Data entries
—————

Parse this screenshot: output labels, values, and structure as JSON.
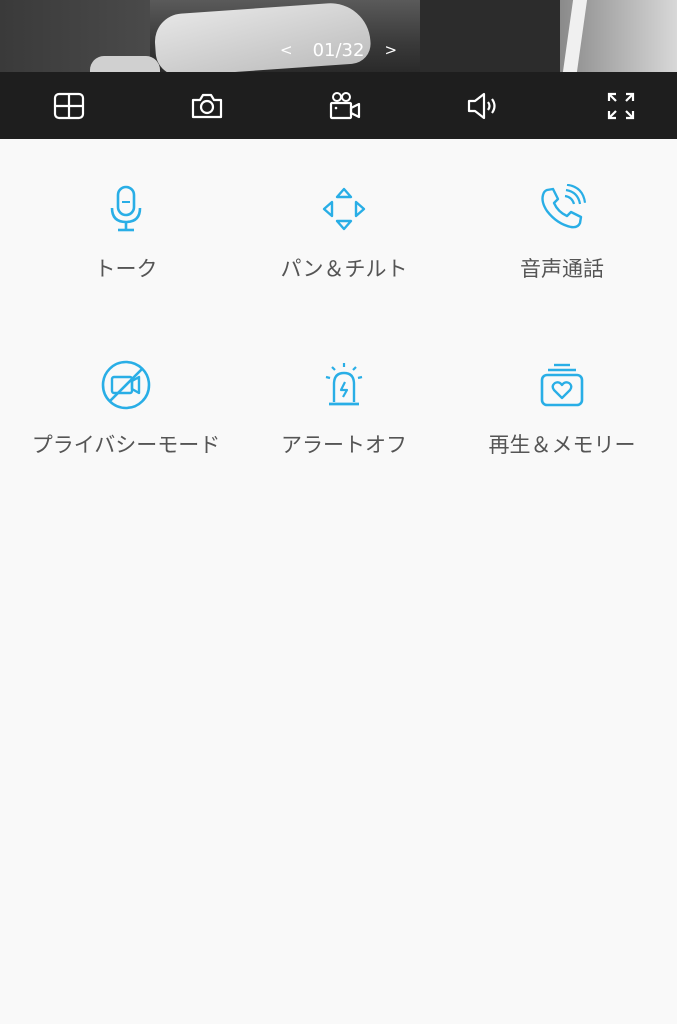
{
  "viewer": {
    "pager": {
      "prev": "<",
      "text": "01/32",
      "next": ">"
    }
  },
  "toolbar": {
    "items": [
      {
        "icon": "split-view-icon"
      },
      {
        "icon": "camera-snapshot-icon"
      },
      {
        "icon": "video-record-icon"
      },
      {
        "icon": "speaker-icon"
      },
      {
        "icon": "fullscreen-icon"
      }
    ]
  },
  "features": {
    "accent": "#29aee6",
    "items": [
      {
        "label": "トーク",
        "icon": "microphone-icon"
      },
      {
        "label": "パン＆チルト",
        "icon": "pan-tilt-icon"
      },
      {
        "label": "音声通話",
        "icon": "phone-call-icon"
      },
      {
        "label": "プライバシーモード",
        "icon": "privacy-mode-icon"
      },
      {
        "label": "アラートオフ",
        "icon": "alarm-light-icon"
      },
      {
        "label": "再生＆メモリー",
        "icon": "playback-memory-icon"
      }
    ]
  }
}
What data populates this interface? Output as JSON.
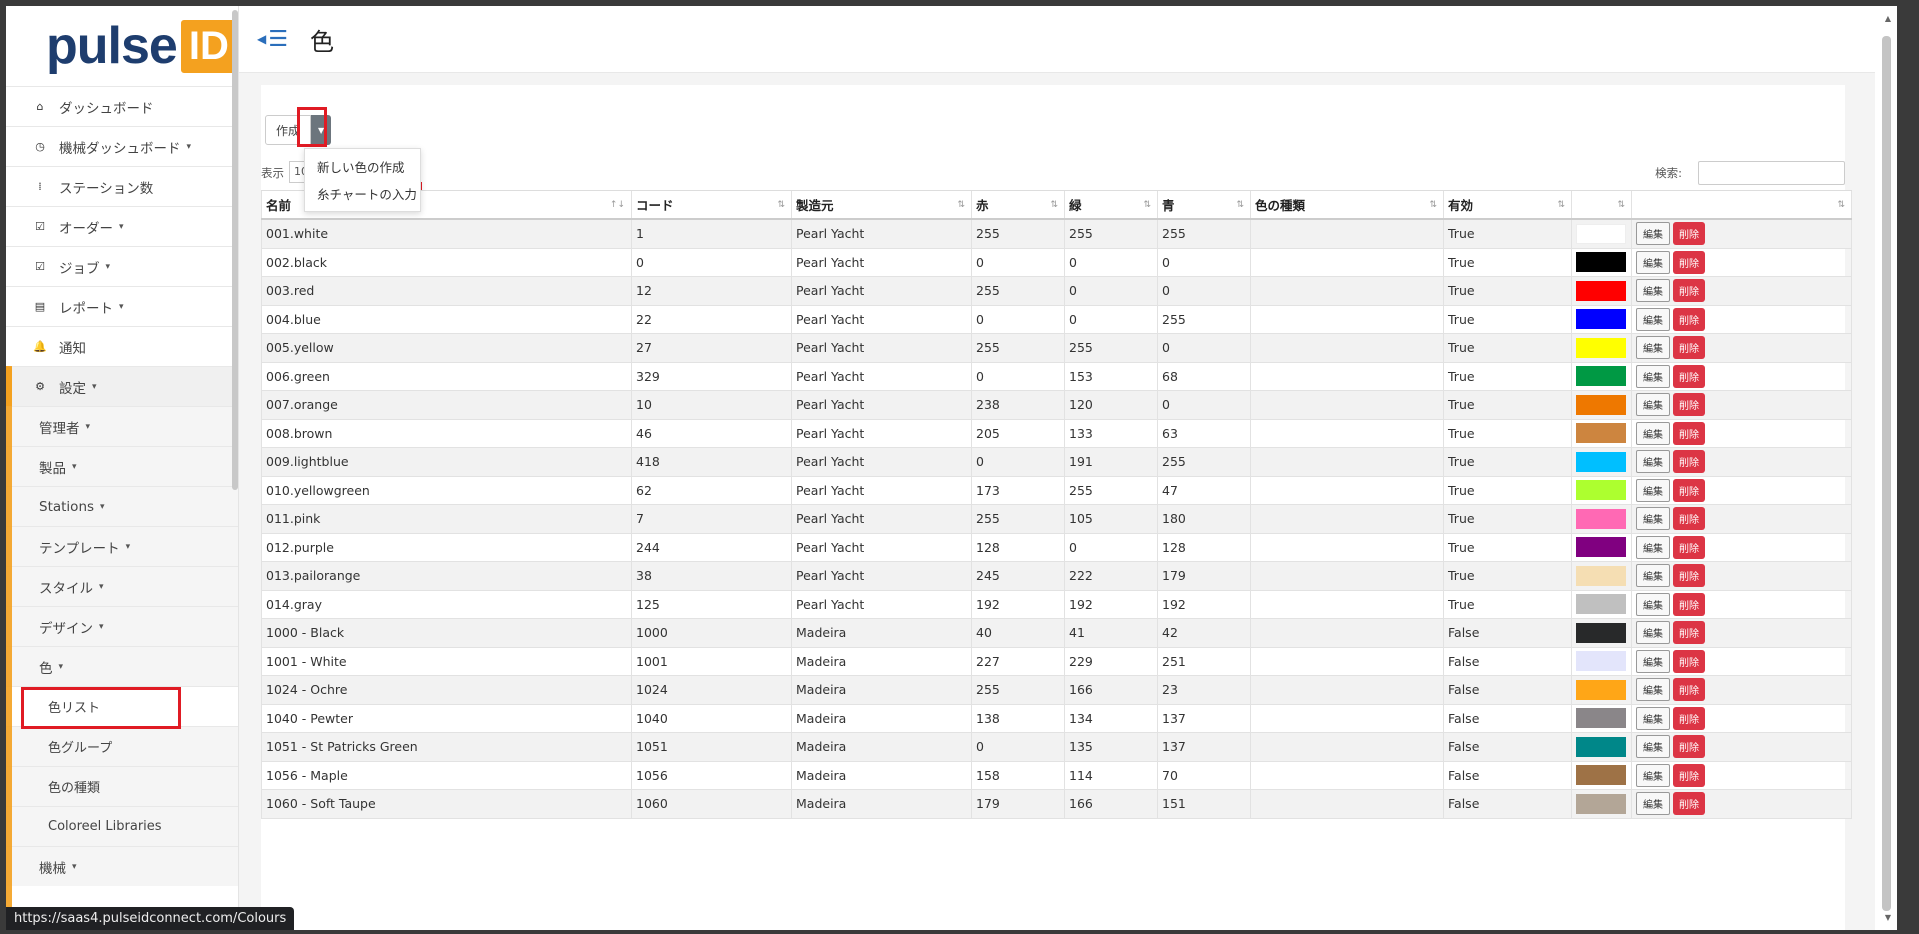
{
  "brand": {
    "logo_text": "pulse",
    "logo_badge": "ID"
  },
  "header": {
    "title": "色"
  },
  "sidebar": {
    "items": [
      {
        "label": "ダッシュボード",
        "icon": "home-icon",
        "caret": false
      },
      {
        "label": "機械ダッシュボード",
        "icon": "gauge-icon",
        "caret": true
      },
      {
        "label": "ステーション数",
        "icon": "stations-icon",
        "caret": false
      },
      {
        "label": "オーダー",
        "icon": "checkbox-icon",
        "caret": true
      },
      {
        "label": "ジョブ",
        "icon": "checkbox-icon",
        "caret": true
      },
      {
        "label": "レポート",
        "icon": "table-icon",
        "caret": true
      },
      {
        "label": "通知",
        "icon": "bell-icon",
        "caret": false
      },
      {
        "label": "設定",
        "icon": "gear-icon",
        "caret": true
      }
    ],
    "settings_sub": [
      "管理者",
      "製品",
      "Stations",
      "テンプレート",
      "スタイル",
      "デザイン",
      "色"
    ],
    "colors_sub": [
      "色リスト",
      "色グループ",
      "色の種類",
      "Coloreel Libraries"
    ],
    "after": [
      "機械"
    ]
  },
  "toolbar": {
    "create_label": "作成",
    "dropdown_items": [
      "新しい色の作成",
      "糸チャートの入力"
    ],
    "show_label": "表示",
    "show_value": "10",
    "search_label": "検索:",
    "search_value": ""
  },
  "table": {
    "columns": [
      "名前",
      "コード",
      "製造元",
      "赤",
      "緑",
      "青",
      "色の種類",
      "有効",
      "",
      ""
    ],
    "edit_label": "編集",
    "delete_label": "削除",
    "rows": [
      [
        "001.white",
        "1",
        "Pearl Yacht",
        "255",
        "255",
        "255",
        "",
        "True",
        "#ffffff"
      ],
      [
        "002.black",
        "0",
        "Pearl Yacht",
        "0",
        "0",
        "0",
        "",
        "True",
        "#000000"
      ],
      [
        "003.red",
        "12",
        "Pearl Yacht",
        "255",
        "0",
        "0",
        "",
        "True",
        "#ff0000"
      ],
      [
        "004.blue",
        "22",
        "Pearl Yacht",
        "0",
        "0",
        "255",
        "",
        "True",
        "#0000ff"
      ],
      [
        "005.yellow",
        "27",
        "Pearl Yacht",
        "255",
        "255",
        "0",
        "",
        "True",
        "#ffff00"
      ],
      [
        "006.green",
        "329",
        "Pearl Yacht",
        "0",
        "153",
        "68",
        "",
        "True",
        "#009944"
      ],
      [
        "007.orange",
        "10",
        "Pearl Yacht",
        "238",
        "120",
        "0",
        "",
        "True",
        "#ee7800"
      ],
      [
        "008.brown",
        "46",
        "Pearl Yacht",
        "205",
        "133",
        "63",
        "",
        "True",
        "#cd853f"
      ],
      [
        "009.lightblue",
        "418",
        "Pearl Yacht",
        "0",
        "191",
        "255",
        "",
        "True",
        "#00bfff"
      ],
      [
        "010.yellowgreen",
        "62",
        "Pearl Yacht",
        "173",
        "255",
        "47",
        "",
        "True",
        "#adff2f"
      ],
      [
        "011.pink",
        "7",
        "Pearl Yacht",
        "255",
        "105",
        "180",
        "",
        "True",
        "#ff69b4"
      ],
      [
        "012.purple",
        "244",
        "Pearl Yacht",
        "128",
        "0",
        "128",
        "",
        "True",
        "#800080"
      ],
      [
        "013.pailorange",
        "38",
        "Pearl Yacht",
        "245",
        "222",
        "179",
        "",
        "True",
        "#f5deb3"
      ],
      [
        "014.gray",
        "125",
        "Pearl Yacht",
        "192",
        "192",
        "192",
        "",
        "True",
        "#c0c0c0"
      ],
      [
        "1000 - Black",
        "1000",
        "Madeira",
        "40",
        "41",
        "42",
        "",
        "False",
        "#28292a"
      ],
      [
        "1001 - White",
        "1001",
        "Madeira",
        "227",
        "229",
        "251",
        "",
        "False",
        "#e3e5fb"
      ],
      [
        "1024 - Ochre",
        "1024",
        "Madeira",
        "255",
        "166",
        "23",
        "",
        "False",
        "#ffa617"
      ],
      [
        "1040 - Pewter",
        "1040",
        "Madeira",
        "138",
        "134",
        "137",
        "",
        "False",
        "#8a8689"
      ],
      [
        "1051 - St Patricks Green",
        "1051",
        "Madeira",
        "0",
        "135",
        "137",
        "",
        "False",
        "#008789"
      ],
      [
        "1056 - Maple",
        "1056",
        "Madeira",
        "158",
        "114",
        "70",
        "",
        "False",
        "#9e7246"
      ],
      [
        "1060 - Soft Taupe",
        "1060",
        "Madeira",
        "179",
        "166",
        "151",
        "",
        "False",
        "#b3a697"
      ]
    ]
  },
  "status_url": "https://saas4.pulseidconnect.com/Colours",
  "colors": {
    "accent": "#f4a11f",
    "brand": "#1e3d6e",
    "danger": "#dc3545",
    "highlight": "#e01b24"
  }
}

—————

What you are asked to do
The records above must be transcribed exactly. Pictures are left out of the copy.

Exercise answer
Parse this screenshot: output labels, values, and structure as JSON.
{
  "viewer": {
    "pager": {
      "prev": "<",
      "text": "01/32",
      "next": ">"
    }
  },
  "toolbar": {
    "items": [
      {
        "icon": "split-view-icon"
      },
      {
        "icon": "camera-snapshot-icon"
      },
      {
        "icon": "video-record-icon"
      },
      {
        "icon": "speaker-icon"
      },
      {
        "icon": "fullscreen-icon"
      }
    ]
  },
  "features": {
    "accent": "#29aee6",
    "items": [
      {
        "label": "トーク",
        "icon": "microphone-icon"
      },
      {
        "label": "パン＆チルト",
        "icon": "pan-tilt-icon"
      },
      {
        "label": "音声通話",
        "icon": "phone-call-icon"
      },
      {
        "label": "プライバシーモード",
        "icon": "privacy-mode-icon"
      },
      {
        "label": "アラートオフ",
        "icon": "alarm-light-icon"
      },
      {
        "label": "再生＆メモリー",
        "icon": "playback-memory-icon"
      }
    ]
  }
}
What data populates this interface? Output as JSON.
{
  "brand": {
    "logo_text": "pulse",
    "logo_badge": "ID"
  },
  "header": {
    "title": "色"
  },
  "sidebar": {
    "items": [
      {
        "label": "ダッシュボード",
        "icon": "home-icon",
        "caret": false
      },
      {
        "label": "機械ダッシュボード",
        "icon": "gauge-icon",
        "caret": true
      },
      {
        "label": "ステーション数",
        "icon": "stations-icon",
        "caret": false
      },
      {
        "label": "オーダー",
        "icon": "checkbox-icon",
        "caret": true
      },
      {
        "label": "ジョブ",
        "icon": "checkbox-icon",
        "caret": true
      },
      {
        "label": "レポート",
        "icon": "table-icon",
        "caret": true
      },
      {
        "label": "通知",
        "icon": "bell-icon",
        "caret": false
      },
      {
        "label": "設定",
        "icon": "gear-icon",
        "caret": true
      }
    ],
    "settings_sub": [
      "管理者",
      "製品",
      "Stations",
      "テンプレート",
      "スタイル",
      "デザイン",
      "色"
    ],
    "colors_sub": [
      "色リスト",
      "色グループ",
      "色の種類",
      "Coloreel Libraries"
    ],
    "after": [
      "機械"
    ]
  },
  "toolbar": {
    "create_label": "作成",
    "dropdown_items": [
      "新しい色の作成",
      "糸チャートの入力"
    ],
    "show_label": "表示",
    "show_value": "10",
    "search_label": "検索:",
    "search_value": ""
  },
  "table": {
    "columns": [
      "名前",
      "コード",
      "製造元",
      "赤",
      "緑",
      "青",
      "色の種類",
      "有効",
      "",
      ""
    ],
    "edit_label": "編集",
    "delete_label": "削除",
    "rows": [
      [
        "001.white",
        "1",
        "Pearl Yacht",
        "255",
        "255",
        "255",
        "",
        "True",
        "#ffffff"
      ],
      [
        "002.black",
        "0",
        "Pearl Yacht",
        "0",
        "0",
        "0",
        "",
        "True",
        "#000000"
      ],
      [
        "003.red",
        "12",
        "Pearl Yacht",
        "255",
        "0",
        "0",
        "",
        "True",
        "#ff0000"
      ],
      [
        "004.blue",
        "22",
        "Pearl Yacht",
        "0",
        "0",
        "255",
        "",
        "True",
        "#0000ff"
      ],
      [
        "005.yellow",
        "27",
        "Pearl Yacht",
        "255",
        "255",
        "0",
        "",
        "True",
        "#ffff00"
      ],
      [
        "006.green",
        "329",
        "Pearl Yacht",
        "0",
        "153",
        "68",
        "",
        "True",
        "#009944"
      ],
      [
        "007.orange",
        "10",
        "Pearl Yacht",
        "238",
        "120",
        "0",
        "",
        "True",
        "#ee7800"
      ],
      [
        "008.brown",
        "46",
        "Pearl Yacht",
        "205",
        "133",
        "63",
        "",
        "True",
        "#cd853f"
      ],
      [
        "009.lightblue",
        "418",
        "Pearl Yacht",
        "0",
        "191",
        "255",
        "",
        "True",
        "#00bfff"
      ],
      [
        "010.yellowgreen",
        "62",
        "Pearl Yacht",
        "173",
        "255",
        "47",
        "",
        "True",
        "#adff2f"
      ],
      [
        "011.pink",
        "7",
        "Pearl Yacht",
        "255",
        "105",
        "180",
        "",
        "True",
        "#ff69b4"
      ],
      [
        "012.purple",
        "244",
        "Pearl Yacht",
        "128",
        "0",
        "128",
        "",
        "True",
        "#800080"
      ],
      [
        "013.pailorange",
        "38",
        "Pearl Yacht",
        "245",
        "222",
        "179",
        "",
        "True",
        "#f5deb3"
      ],
      [
        "014.gray",
        "125",
        "Pearl Yacht",
        "192",
        "192",
        "192",
        "",
        "True",
        "#c0c0c0"
      ],
      [
        "1000 - Black",
        "1000",
        "Madeira",
        "40",
        "41",
        "42",
        "",
        "False",
        "#28292a"
      ],
      [
        "1001 - White",
        "1001",
        "Madeira",
        "227",
        "229",
        "251",
        "",
        "False",
        "#e3e5fb"
      ],
      [
        "1024 - Ochre",
        "1024",
        "Madeira",
        "255",
        "166",
        "23",
        "",
        "False",
        "#ffa617"
      ],
      [
        "1040 - Pewter",
        "1040",
        "Madeira",
        "138",
        "134",
        "137",
        "",
        "False",
        "#8a8689"
      ],
      [
        "1051 - St Patricks Green",
        "1051",
        "Madeira",
        "0",
        "135",
        "137",
        "",
        "False",
        "#008789"
      ],
      [
        "1056 - Maple",
        "1056",
        "Madeira",
        "158",
        "114",
        "70",
        "",
        "False",
        "#9e7246"
      ],
      [
        "1060 - Soft Taupe",
        "1060",
        "Madeira",
        "179",
        "166",
        "151",
        "",
        "False",
        "#b3a697"
      ]
    ]
  },
  "status_url": "https://saas4.pulseidconnect.com/Colours",
  "colors": {
    "accent": "#f4a11f",
    "brand": "#1e3d6e",
    "danger": "#dc3545",
    "highlight": "#e01b24"
  }
}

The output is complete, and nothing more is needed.